Rows from a dataset:
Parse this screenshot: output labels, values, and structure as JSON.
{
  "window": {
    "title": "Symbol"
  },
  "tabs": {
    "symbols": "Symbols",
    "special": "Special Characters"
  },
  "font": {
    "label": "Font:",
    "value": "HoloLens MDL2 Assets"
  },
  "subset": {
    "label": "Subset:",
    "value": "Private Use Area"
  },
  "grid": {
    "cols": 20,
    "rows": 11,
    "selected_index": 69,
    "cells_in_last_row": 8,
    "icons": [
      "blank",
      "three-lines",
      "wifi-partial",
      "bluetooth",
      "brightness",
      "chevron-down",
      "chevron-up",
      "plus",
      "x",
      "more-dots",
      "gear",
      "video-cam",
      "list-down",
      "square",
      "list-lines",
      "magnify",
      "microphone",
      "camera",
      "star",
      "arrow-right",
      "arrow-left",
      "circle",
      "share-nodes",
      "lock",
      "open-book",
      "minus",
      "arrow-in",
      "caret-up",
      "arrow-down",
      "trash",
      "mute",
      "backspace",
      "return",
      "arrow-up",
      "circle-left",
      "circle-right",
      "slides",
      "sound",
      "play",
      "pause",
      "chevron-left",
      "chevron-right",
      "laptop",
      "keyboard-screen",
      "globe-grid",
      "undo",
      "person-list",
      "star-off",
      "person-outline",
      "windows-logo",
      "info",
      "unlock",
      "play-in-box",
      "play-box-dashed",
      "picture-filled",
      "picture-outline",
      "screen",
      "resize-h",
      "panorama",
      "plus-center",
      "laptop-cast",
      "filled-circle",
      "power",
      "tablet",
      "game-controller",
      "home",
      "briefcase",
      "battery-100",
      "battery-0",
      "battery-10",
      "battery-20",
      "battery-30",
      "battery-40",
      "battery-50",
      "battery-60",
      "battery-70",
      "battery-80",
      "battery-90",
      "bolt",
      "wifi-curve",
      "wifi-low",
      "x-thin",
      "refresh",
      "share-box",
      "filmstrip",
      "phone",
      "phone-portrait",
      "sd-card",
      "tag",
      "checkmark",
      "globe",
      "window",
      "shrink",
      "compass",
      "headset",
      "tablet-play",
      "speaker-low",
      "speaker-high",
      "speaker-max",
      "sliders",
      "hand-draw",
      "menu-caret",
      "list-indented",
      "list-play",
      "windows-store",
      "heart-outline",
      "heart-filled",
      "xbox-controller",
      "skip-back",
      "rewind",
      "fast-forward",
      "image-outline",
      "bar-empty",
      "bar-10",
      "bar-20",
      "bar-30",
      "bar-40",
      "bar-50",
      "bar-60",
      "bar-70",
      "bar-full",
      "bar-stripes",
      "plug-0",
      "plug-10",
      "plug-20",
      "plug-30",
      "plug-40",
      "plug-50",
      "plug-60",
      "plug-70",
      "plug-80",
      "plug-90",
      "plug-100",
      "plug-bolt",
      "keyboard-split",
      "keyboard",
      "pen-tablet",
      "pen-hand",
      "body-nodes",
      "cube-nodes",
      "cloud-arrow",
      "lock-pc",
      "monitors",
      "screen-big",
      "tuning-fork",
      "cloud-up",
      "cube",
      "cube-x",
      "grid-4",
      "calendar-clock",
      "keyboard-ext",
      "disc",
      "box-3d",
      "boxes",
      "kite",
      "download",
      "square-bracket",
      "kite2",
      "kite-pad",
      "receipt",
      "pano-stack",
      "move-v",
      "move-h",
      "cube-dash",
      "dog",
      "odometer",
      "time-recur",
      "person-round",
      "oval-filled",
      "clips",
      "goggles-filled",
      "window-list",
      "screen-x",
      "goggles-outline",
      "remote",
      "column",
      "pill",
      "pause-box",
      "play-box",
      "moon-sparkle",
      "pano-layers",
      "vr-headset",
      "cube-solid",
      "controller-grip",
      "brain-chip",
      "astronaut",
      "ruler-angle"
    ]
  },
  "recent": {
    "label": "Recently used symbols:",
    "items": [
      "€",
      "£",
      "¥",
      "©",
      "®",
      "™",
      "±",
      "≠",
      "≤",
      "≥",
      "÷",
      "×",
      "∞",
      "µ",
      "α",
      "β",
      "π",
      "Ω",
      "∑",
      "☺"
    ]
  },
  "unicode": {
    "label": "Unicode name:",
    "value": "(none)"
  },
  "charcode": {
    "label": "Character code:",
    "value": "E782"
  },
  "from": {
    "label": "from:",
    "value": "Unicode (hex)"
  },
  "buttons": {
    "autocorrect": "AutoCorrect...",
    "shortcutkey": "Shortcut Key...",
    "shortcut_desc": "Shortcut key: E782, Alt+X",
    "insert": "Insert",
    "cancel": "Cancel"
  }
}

▶ _The task_: Produce an exact copy of the whole listing.

▶ _Result of the exercise_:
Parse this screenshot: output labels, values, and structure as JSON.
{
  "window": {
    "title": "Symbol"
  },
  "tabs": {
    "symbols": "Symbols",
    "special": "Special Characters"
  },
  "font": {
    "label": "Font:",
    "value": "HoloLens MDL2 Assets"
  },
  "subset": {
    "label": "Subset:",
    "value": "Private Use Area"
  },
  "grid": {
    "cols": 20,
    "rows": 11,
    "selected_index": 69,
    "cells_in_last_row": 8,
    "icons": [
      "blank",
      "three-lines",
      "wifi-partial",
      "bluetooth",
      "brightness",
      "chevron-down",
      "chevron-up",
      "plus",
      "x",
      "more-dots",
      "gear",
      "video-cam",
      "list-down",
      "square",
      "list-lines",
      "magnify",
      "microphone",
      "camera",
      "star",
      "arrow-right",
      "arrow-left",
      "circle",
      "share-nodes",
      "lock",
      "open-book",
      "minus",
      "arrow-in",
      "caret-up",
      "arrow-down",
      "trash",
      "mute",
      "backspace",
      "return",
      "arrow-up",
      "circle-left",
      "circle-right",
      "slides",
      "sound",
      "play",
      "pause",
      "chevron-left",
      "chevron-right",
      "laptop",
      "keyboard-screen",
      "globe-grid",
      "undo",
      "person-list",
      "star-off",
      "person-outline",
      "windows-logo",
      "info",
      "unlock",
      "play-in-box",
      "play-box-dashed",
      "picture-filled",
      "picture-outline",
      "screen",
      "resize-h",
      "panorama",
      "plus-center",
      "laptop-cast",
      "filled-circle",
      "power",
      "tablet",
      "game-controller",
      "home",
      "briefcase",
      "battery-100",
      "battery-0",
      "battery-10",
      "battery-20",
      "battery-30",
      "battery-40",
      "battery-50",
      "battery-60",
      "battery-70",
      "battery-80",
      "battery-90",
      "bolt",
      "wifi-curve",
      "wifi-low",
      "x-thin",
      "refresh",
      "share-box",
      "filmstrip",
      "phone",
      "phone-portrait",
      "sd-card",
      "tag",
      "checkmark",
      "globe",
      "window",
      "shrink",
      "compass",
      "headset",
      "tablet-play",
      "speaker-low",
      "speaker-high",
      "speaker-max",
      "sliders",
      "hand-draw",
      "menu-caret",
      "list-indented",
      "list-play",
      "windows-store",
      "heart-outline",
      "heart-filled",
      "xbox-controller",
      "skip-back",
      "rewind",
      "fast-forward",
      "image-outline",
      "bar-empty",
      "bar-10",
      "bar-20",
      "bar-30",
      "bar-40",
      "bar-50",
      "bar-60",
      "bar-70",
      "bar-full",
      "bar-stripes",
      "plug-0",
      "plug-10",
      "plug-20",
      "plug-30",
      "plug-40",
      "plug-50",
      "plug-60",
      "plug-70",
      "plug-80",
      "plug-90",
      "plug-100",
      "plug-bolt",
      "keyboard-split",
      "keyboard",
      "pen-tablet",
      "pen-hand",
      "body-nodes",
      "cube-nodes",
      "cloud-arrow",
      "lock-pc",
      "monitors",
      "screen-big",
      "tuning-fork",
      "cloud-up",
      "cube",
      "cube-x",
      "grid-4",
      "calendar-clock",
      "keyboard-ext",
      "disc",
      "box-3d",
      "boxes",
      "kite",
      "download",
      "square-bracket",
      "kite2",
      "kite-pad",
      "receipt",
      "pano-stack",
      "move-v",
      "move-h",
      "cube-dash",
      "dog",
      "odometer",
      "time-recur",
      "person-round",
      "oval-filled",
      "clips",
      "goggles-filled",
      "window-list",
      "screen-x",
      "goggles-outline",
      "remote",
      "column",
      "pill",
      "pause-box",
      "play-box",
      "moon-sparkle",
      "pano-layers",
      "vr-headset",
      "cube-solid",
      "controller-grip",
      "brain-chip",
      "astronaut",
      "ruler-angle"
    ]
  },
  "recent": {
    "label": "Recently used symbols:",
    "items": [
      "€",
      "£",
      "¥",
      "©",
      "®",
      "™",
      "±",
      "≠",
      "≤",
      "≥",
      "÷",
      "×",
      "∞",
      "µ",
      "α",
      "β",
      "π",
      "Ω",
      "∑",
      "☺"
    ]
  },
  "unicode": {
    "label": "Unicode name:",
    "value": "(none)"
  },
  "charcode": {
    "label": "Character code:",
    "value": "E782"
  },
  "from": {
    "label": "from:",
    "value": "Unicode (hex)"
  },
  "buttons": {
    "autocorrect": "AutoCorrect...",
    "shortcutkey": "Shortcut Key...",
    "shortcut_desc": "Shortcut key: E782, Alt+X",
    "insert": "Insert",
    "cancel": "Cancel"
  }
}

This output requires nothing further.